### WHAT YOU ARE ASKED TO DO
Write out each line exactly as it stands, please.

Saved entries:
↓↓↓

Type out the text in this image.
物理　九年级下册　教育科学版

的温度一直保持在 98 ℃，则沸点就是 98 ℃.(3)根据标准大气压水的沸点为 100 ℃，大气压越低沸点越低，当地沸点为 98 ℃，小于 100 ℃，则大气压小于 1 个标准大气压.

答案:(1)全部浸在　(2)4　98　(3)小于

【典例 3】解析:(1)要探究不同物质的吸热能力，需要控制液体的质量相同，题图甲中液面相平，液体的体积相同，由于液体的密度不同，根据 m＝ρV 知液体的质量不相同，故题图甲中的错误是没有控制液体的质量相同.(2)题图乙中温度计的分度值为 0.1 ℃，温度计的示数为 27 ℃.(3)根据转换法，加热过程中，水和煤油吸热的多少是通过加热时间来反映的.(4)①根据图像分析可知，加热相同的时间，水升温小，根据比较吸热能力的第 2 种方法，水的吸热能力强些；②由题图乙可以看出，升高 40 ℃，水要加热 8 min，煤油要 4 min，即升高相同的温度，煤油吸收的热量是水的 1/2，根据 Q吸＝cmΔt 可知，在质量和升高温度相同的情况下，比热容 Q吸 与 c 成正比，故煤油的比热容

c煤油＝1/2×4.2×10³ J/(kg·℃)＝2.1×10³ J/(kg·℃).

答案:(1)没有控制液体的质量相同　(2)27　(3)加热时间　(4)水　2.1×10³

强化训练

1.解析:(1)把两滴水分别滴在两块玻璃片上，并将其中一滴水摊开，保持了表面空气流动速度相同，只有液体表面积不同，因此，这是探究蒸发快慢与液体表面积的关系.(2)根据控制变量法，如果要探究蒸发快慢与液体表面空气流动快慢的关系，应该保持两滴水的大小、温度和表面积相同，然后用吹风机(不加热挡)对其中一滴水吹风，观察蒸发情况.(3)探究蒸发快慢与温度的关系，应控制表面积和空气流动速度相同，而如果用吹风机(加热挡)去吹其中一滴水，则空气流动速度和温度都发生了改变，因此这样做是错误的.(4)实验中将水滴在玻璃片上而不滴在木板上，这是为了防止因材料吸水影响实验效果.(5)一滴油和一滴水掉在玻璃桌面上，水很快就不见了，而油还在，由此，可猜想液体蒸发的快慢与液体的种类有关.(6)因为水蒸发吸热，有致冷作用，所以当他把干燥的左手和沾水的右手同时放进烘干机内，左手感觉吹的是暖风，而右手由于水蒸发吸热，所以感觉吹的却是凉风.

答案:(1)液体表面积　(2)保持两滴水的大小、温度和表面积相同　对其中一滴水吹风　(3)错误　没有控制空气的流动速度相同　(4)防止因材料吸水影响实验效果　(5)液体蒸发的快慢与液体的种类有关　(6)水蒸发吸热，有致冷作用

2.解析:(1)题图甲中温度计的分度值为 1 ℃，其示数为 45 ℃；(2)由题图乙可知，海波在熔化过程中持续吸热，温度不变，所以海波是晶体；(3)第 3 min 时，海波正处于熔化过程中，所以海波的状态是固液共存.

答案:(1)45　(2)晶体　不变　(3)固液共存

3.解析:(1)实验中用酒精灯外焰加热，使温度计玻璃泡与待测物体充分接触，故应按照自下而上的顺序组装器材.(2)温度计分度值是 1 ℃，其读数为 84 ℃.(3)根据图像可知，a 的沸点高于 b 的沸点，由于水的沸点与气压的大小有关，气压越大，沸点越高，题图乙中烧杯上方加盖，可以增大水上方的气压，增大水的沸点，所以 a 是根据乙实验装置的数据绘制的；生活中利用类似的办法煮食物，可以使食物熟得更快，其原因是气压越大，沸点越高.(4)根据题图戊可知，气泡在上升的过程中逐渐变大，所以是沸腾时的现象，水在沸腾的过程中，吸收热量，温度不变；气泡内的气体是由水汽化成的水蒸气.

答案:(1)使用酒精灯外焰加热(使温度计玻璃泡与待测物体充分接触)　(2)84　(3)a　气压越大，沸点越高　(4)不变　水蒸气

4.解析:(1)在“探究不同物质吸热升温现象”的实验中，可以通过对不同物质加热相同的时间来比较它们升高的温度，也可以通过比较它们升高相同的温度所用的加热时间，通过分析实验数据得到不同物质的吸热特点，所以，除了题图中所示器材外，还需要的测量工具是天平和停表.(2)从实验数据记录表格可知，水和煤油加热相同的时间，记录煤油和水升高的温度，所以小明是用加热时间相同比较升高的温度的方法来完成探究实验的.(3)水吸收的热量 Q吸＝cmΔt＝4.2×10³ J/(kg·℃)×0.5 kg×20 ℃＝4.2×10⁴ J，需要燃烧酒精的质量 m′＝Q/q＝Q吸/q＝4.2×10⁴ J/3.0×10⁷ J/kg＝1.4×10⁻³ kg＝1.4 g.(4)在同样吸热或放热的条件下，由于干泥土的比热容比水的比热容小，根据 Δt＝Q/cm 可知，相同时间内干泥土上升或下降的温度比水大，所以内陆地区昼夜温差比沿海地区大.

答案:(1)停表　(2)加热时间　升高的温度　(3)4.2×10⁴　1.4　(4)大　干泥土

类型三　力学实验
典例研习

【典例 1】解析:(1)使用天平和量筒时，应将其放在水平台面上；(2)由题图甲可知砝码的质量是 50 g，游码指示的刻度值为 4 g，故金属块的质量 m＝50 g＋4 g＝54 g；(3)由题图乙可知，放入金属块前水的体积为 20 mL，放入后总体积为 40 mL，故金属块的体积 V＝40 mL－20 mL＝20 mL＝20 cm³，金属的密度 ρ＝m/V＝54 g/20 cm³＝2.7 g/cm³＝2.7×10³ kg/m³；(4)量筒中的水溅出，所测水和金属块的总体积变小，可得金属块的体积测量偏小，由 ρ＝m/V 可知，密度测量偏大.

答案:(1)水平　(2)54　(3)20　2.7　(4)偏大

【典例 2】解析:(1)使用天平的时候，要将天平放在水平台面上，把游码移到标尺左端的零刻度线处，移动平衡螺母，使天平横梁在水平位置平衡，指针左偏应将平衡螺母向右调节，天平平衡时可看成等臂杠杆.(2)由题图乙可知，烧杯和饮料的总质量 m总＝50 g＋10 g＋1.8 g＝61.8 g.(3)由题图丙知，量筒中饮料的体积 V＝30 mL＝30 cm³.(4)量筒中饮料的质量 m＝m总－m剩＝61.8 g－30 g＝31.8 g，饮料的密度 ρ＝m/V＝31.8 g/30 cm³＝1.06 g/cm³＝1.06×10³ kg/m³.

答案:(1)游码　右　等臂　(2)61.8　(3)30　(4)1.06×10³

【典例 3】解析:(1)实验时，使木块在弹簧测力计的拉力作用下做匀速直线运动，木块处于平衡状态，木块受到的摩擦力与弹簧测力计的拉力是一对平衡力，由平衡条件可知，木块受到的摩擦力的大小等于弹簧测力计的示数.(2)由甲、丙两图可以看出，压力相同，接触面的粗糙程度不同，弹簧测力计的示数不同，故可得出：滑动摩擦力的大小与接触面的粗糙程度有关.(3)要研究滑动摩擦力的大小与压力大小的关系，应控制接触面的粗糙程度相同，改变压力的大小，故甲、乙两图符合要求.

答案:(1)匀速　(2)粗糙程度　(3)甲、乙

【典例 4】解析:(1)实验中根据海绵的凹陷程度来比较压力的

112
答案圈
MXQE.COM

↑↑↑

### THE RESPONSE
Type out the text in this image.
物理　九年级下册　教育科学版

的温度一直保持在 98 ℃，则沸点就是 98 ℃.(3)根据标准大气压水的沸点为 100 ℃，大气压越低沸点越低，当地沸点为 98 ℃，小于 100 ℃，则大气压小于 1 个标准大气压.

答案:(1)全部浸在　(2)4　98　(3)小于

【典例 3】解析:(1)要探究不同物质的吸热能力，需要控制液体的质量相同，题图甲中液面相平，液体的体积相同，由于液体的密度不同，根据 m＝ρV 知液体的质量不相同，故题图甲中的错误是没有控制液体的质量相同.(2)题图乙中温度计的分度值为 0.1 ℃，温度计的示数为 27 ℃.(3)根据转换法，加热过程中，水和煤油吸热的多少是通过加热时间来反映的.(4)①根据图像分析可知，加热相同的时间，水升温小，根据比较吸热能力的第 2 种方法，水的吸热能力强些；②由题图乙可以看出，升高 40 ℃，水要加热 8 min，煤油要 4 min，即升高相同的温度，煤油吸收的热量是水的 1/2，根据 Q吸＝cmΔt 可知，在质量和升高温度相同的情况下，比热容 Q吸 与 c 成正比，故煤油的比热容

c煤油＝1/2×4.2×10³ J/(kg·℃)＝2.1×10³ J/(kg·℃).

答案:(1)没有控制液体的质量相同　(2)27　(3)加热时间　(4)水　2.1×10³

强化训练

1.解析:(1)把两滴水分别滴在两块玻璃片上，并将其中一滴水摊开，保持了表面空气流动速度相同，只有液体表面积不同，因此，这是探究蒸发快慢与液体表面积的关系.(2)根据控制变量法，如果要探究蒸发快慢与液体表面空气流动快慢的关系，应该保持两滴水的大小、温度和表面积相同，然后用吹风机(不加热挡)对其中一滴水吹风，观察蒸发情况.(3)探究蒸发快慢与温度的关系，应控制表面积和空气流动速度相同，而如果用吹风机(加热挡)去吹其中一滴水，则空气流动速度和温度都发生了改变，因此这样做是错误的.(4)实验中将水滴在玻璃片上而不滴在木板上，这是为了防止因材料吸水影响实验效果.(5)一滴油和一滴水掉在玻璃桌面上，水很快就不见了，而油还在，由此，可猜想液体蒸发的快慢与液体的种类有关.(6)因为水蒸发吸热，有致冷作用，所以当他把干燥的左手和沾水的右手同时放进烘干机内，左手感觉吹的是暖风，而右手由于水蒸发吸热，所以感觉吹的却是凉风.

答案:(1)液体表面积　(2)保持两滴水的大小、温度和表面积相同　对其中一滴水吹风　(3)错误　没有控制空气的流动速度相同　(4)防止因材料吸水影响实验效果　(5)液体蒸发的快慢与液体的种类有关　(6)水蒸发吸热，有致冷作用

2.解析:(1)题图甲中温度计的分度值为 1 ℃，其示数为 45 ℃；(2)由题图乙可知，海波在熔化过程中持续吸热，温度不变，所以海波是晶体；(3)第 3 min 时，海波正处于熔化过程中，所以海波的状态是固液共存.

答案:(1)45　(2)晶体　不变　(3)固液共存

3.解析:(1)实验中用酒精灯外焰加热，使温度计玻璃泡与待测物体充分接触，故应按照自下而上的顺序组装器材.(2)温度计分度值是 1 ℃，其读数为 84 ℃.(3)根据图像可知，a 的沸点高于 b 的沸点，由于水的沸点与气压的大小有关，气压越大，沸点越高，题图乙中烧杯上方加盖，可以增大水上方的气压，增大水的沸点，所以 a 是根据乙实验装置的数据绘制的；生活中利用类似的办法煮食物，可以使食物熟得更快，其原因是气压越大，沸点越高.(4)根据题图戊可知，气泡在上升的过程中逐渐变大，所以是沸腾时的现象，水在沸腾的过程中，吸收热量，温度不变；气泡内的气体是由水汽化成的水蒸气.

答案:(1)使用酒精灯外焰加热(使温度计玻璃泡与待测物体充分接触)　(2)84　(3)a　气压越大，沸点越高　(4)不变　水蒸气

4.解析:(1)在“探究不同物质吸热升温现象”的实验中，可以通过对不同物质加热相同的时间来比较它们升高的温度，也可以通过比较它们升高相同的温度所用的加热时间，通过分析实验数据得到不同物质的吸热特点，所以，除了题图中所示器材外，还需要的测量工具是天平和停表.(2)从实验数据记录表格可知，水和煤油加热相同的时间，记录煤油和水升高的温度，所以小明是用加热时间相同比较升高的温度的方法来完成探究实验的.(3)水吸收的热量 Q吸＝cmΔt＝4.2×10³ J/(kg·℃)×0.5 kg×20 ℃＝4.2×10⁴ J，需要燃烧酒精的质量 m′＝Q/q＝Q吸/q＝4.2×10⁴ J/3.0×10⁷ J/kg＝1.4×10⁻³ kg＝1.4 g.(4)在同样吸热或放热的条件下，由于干泥土的比热容比水的比热容小，根据 Δt＝Q/cm 可知，相同时间内干泥土上升或下降的温度比水大，所以内陆地区昼夜温差比沿海地区大.

答案:(1)停表　(2)加热时间　升高的温度　(3)4.2×10⁴　1.4　(4)大　干泥土

类型三　力学实验
典例研习

【典例 1】解析:(1)使用天平和量筒时，应将其放在水平台面上；(2)由题图甲可知砝码的质量是 50 g，游码指示的刻度值为 4 g，故金属块的质量 m＝50 g＋4 g＝54 g；(3)由题图乙可知，放入金属块前水的体积为 20 mL，放入后总体积为 40 mL，故金属块的体积 V＝40 mL－20 mL＝20 mL＝20 cm³，金属的密度 ρ＝m/V＝54 g/20 cm³＝2.7 g/cm³＝2.7×10³ kg/m³；(4)量筒中的水溅出，所测水和金属块的总体积变小，可得金属块的体积测量偏小，由 ρ＝m/V 可知，密度测量偏大.

答案:(1)水平　(2)54　(3)20　2.7　(4)偏大

【典例 2】解析:(1)使用天平的时候，要将天平放在水平台面上，把游码移到标尺左端的零刻度线处，移动平衡螺母，使天平横梁在水平位置平衡，指针左偏应将平衡螺母向右调节，天平平衡时可看成等臂杠杆.(2)由题图乙可知，烧杯和饮料的总质量 m总＝50 g＋10 g＋1.8 g＝61.8 g.(3)由题图丙知，量筒中饮料的体积 V＝30 mL＝30 cm³.(4)量筒中饮料的质量 m＝m总－m剩＝61.8 g－30 g＝31.8 g，饮料的密度 ρ＝m/V＝31.8 g/30 cm³＝1.06 g/cm³＝1.06×10³ kg/m³.

答案:(1)游码　右　等臂　(2)61.8　(3)30　(4)1.06×10³

【典例 3】解析:(1)实验时，使木块在弹簧测力计的拉力作用下做匀速直线运动，木块处于平衡状态，木块受到的摩擦力与弹簧测力计的拉力是一对平衡力，由平衡条件可知，木块受到的摩擦力的大小等于弹簧测力计的示数.(2)由甲、丙两图可以看出，压力相同，接触面的粗糙程度不同，弹簧测力计的示数不同，故可得出：滑动摩擦力的大小与接触面的粗糙程度有关.(3)要研究滑动摩擦力的大小与压力大小的关系，应控制接触面的粗糙程度相同，改变压力的大小，故甲、乙两图符合要求.

答案:(1)匀速　(2)粗糙程度　(3)甲、乙

【典例 4】解析:(1)实验中根据海绵的凹陷程度来比较压力的

112
答案圈
MXQE.COM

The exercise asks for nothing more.